Problem to work on:
Search the entries below. Return every line that has "administración" in it.

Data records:
-- start --

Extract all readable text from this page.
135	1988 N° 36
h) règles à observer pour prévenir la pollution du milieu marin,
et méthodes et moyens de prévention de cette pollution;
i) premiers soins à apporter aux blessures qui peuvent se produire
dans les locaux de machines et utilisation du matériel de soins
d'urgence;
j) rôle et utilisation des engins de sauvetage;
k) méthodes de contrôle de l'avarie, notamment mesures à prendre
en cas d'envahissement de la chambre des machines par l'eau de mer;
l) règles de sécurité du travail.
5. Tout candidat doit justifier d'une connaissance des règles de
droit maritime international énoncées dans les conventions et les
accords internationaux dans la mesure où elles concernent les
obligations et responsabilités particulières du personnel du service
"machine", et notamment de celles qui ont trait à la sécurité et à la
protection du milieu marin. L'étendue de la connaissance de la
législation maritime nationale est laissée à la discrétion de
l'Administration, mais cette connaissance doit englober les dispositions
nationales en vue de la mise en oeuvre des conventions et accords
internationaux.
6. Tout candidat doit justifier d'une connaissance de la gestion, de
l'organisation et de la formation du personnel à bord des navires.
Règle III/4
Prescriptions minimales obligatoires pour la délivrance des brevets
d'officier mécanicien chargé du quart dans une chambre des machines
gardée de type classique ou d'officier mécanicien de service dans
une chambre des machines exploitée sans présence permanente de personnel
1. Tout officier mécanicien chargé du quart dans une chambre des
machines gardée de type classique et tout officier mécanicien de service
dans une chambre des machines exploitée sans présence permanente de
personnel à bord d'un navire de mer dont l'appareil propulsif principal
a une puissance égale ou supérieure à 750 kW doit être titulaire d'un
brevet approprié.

-- end --
-- start --

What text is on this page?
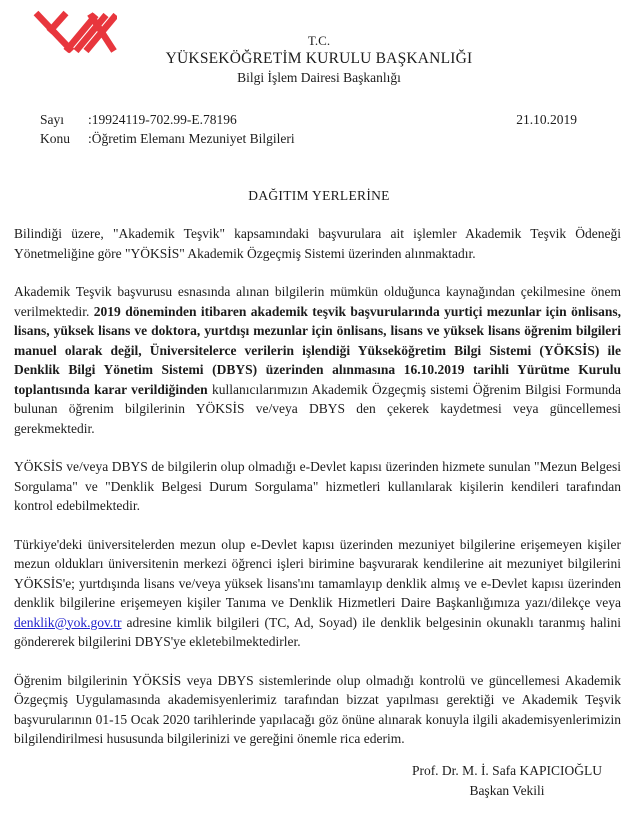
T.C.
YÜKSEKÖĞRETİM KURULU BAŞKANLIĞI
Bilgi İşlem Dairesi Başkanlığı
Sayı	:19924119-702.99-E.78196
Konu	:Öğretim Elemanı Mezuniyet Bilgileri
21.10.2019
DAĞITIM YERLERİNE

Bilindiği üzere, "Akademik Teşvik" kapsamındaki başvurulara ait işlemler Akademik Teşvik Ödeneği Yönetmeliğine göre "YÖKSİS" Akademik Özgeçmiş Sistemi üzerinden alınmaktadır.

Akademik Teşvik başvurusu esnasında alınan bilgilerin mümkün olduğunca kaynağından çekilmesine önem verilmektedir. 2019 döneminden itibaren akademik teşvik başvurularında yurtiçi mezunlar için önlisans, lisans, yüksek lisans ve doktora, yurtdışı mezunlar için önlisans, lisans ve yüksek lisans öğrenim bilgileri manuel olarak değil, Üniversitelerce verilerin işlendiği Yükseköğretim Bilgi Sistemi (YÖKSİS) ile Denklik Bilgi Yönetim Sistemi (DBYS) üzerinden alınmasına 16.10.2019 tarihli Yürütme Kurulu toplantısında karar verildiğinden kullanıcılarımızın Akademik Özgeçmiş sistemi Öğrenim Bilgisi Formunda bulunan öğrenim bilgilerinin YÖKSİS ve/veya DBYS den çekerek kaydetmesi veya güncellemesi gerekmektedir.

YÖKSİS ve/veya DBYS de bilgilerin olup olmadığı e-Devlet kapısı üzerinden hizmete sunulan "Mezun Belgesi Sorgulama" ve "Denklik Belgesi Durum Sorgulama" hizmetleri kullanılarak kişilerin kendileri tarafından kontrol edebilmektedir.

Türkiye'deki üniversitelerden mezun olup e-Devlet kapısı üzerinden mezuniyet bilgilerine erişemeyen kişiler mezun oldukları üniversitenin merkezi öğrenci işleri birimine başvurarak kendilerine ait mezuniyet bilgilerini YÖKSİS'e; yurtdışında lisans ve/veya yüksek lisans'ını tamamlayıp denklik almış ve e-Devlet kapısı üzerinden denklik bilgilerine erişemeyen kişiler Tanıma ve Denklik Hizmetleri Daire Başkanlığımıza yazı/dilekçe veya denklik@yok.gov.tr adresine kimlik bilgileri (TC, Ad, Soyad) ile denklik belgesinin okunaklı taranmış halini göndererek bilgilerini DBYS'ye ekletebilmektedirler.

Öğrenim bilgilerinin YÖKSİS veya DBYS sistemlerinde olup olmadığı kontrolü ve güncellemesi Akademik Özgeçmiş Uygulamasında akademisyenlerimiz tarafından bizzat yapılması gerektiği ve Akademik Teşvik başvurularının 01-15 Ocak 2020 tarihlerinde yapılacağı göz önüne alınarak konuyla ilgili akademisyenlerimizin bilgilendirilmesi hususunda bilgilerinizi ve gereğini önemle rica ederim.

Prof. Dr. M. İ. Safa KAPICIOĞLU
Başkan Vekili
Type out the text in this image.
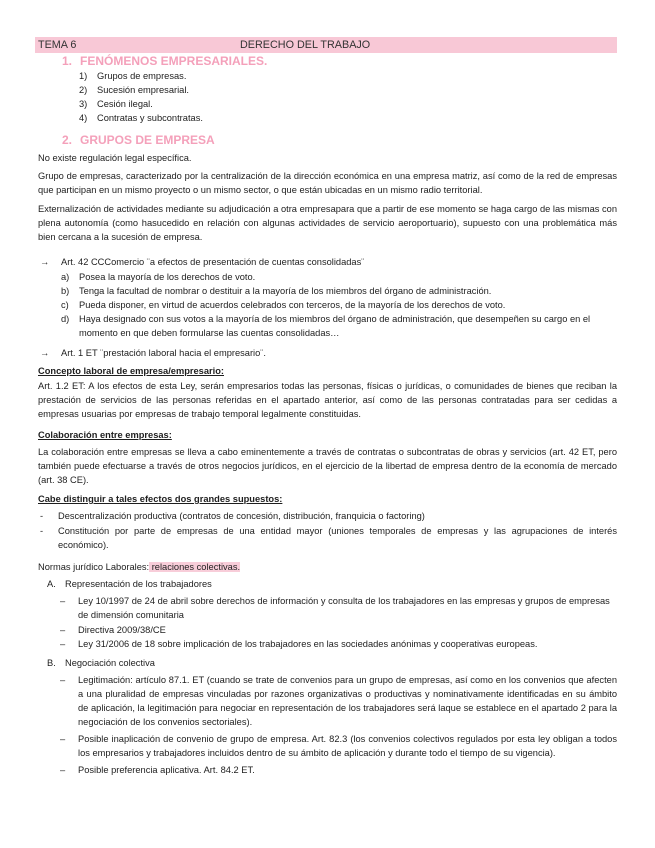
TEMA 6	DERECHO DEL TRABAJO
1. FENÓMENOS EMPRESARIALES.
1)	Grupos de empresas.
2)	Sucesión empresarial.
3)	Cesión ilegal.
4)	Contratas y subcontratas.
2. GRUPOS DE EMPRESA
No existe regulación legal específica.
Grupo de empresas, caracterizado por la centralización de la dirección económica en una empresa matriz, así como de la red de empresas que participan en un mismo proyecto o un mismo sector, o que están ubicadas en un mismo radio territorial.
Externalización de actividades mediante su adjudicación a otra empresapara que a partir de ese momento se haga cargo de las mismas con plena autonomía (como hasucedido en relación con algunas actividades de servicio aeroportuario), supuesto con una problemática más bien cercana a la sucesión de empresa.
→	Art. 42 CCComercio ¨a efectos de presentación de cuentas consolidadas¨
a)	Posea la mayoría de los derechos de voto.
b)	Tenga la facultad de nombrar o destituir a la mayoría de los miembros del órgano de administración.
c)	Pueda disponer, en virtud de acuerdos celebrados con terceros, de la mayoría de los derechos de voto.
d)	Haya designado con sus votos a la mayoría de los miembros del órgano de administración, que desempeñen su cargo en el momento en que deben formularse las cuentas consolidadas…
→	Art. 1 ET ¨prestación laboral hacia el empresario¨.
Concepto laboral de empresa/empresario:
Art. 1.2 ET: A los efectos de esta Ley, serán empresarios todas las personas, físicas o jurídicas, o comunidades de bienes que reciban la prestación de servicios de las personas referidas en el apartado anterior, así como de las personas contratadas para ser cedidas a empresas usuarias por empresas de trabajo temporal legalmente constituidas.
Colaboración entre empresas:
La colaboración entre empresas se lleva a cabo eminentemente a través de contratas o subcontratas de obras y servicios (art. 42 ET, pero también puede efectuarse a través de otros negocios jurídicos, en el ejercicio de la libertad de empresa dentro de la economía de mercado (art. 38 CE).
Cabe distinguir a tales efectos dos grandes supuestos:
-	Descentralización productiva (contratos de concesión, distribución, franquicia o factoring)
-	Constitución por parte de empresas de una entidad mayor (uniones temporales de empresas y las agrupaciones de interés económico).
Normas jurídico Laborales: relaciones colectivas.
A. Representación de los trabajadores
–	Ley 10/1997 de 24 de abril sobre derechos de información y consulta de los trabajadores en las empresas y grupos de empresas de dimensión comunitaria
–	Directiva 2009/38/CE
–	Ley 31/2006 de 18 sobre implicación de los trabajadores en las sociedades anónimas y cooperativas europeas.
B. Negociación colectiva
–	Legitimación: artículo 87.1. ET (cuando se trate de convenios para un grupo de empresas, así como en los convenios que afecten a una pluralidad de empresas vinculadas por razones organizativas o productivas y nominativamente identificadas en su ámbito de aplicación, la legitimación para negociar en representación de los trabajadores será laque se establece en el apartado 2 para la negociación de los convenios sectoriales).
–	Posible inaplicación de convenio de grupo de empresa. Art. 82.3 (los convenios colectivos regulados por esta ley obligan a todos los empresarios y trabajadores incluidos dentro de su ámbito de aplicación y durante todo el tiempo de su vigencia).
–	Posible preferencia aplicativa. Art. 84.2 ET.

-- end --

In response:
b)	Tenga la facultad de nombrar o destituir a la mayoría de los miembros del órgano de administración.
d)	Haya designado con sus votos a la mayoría de los miembros del órgano de administración, que desempeñen su cargo en el momento en que deben formularse las cuentas consolidadas…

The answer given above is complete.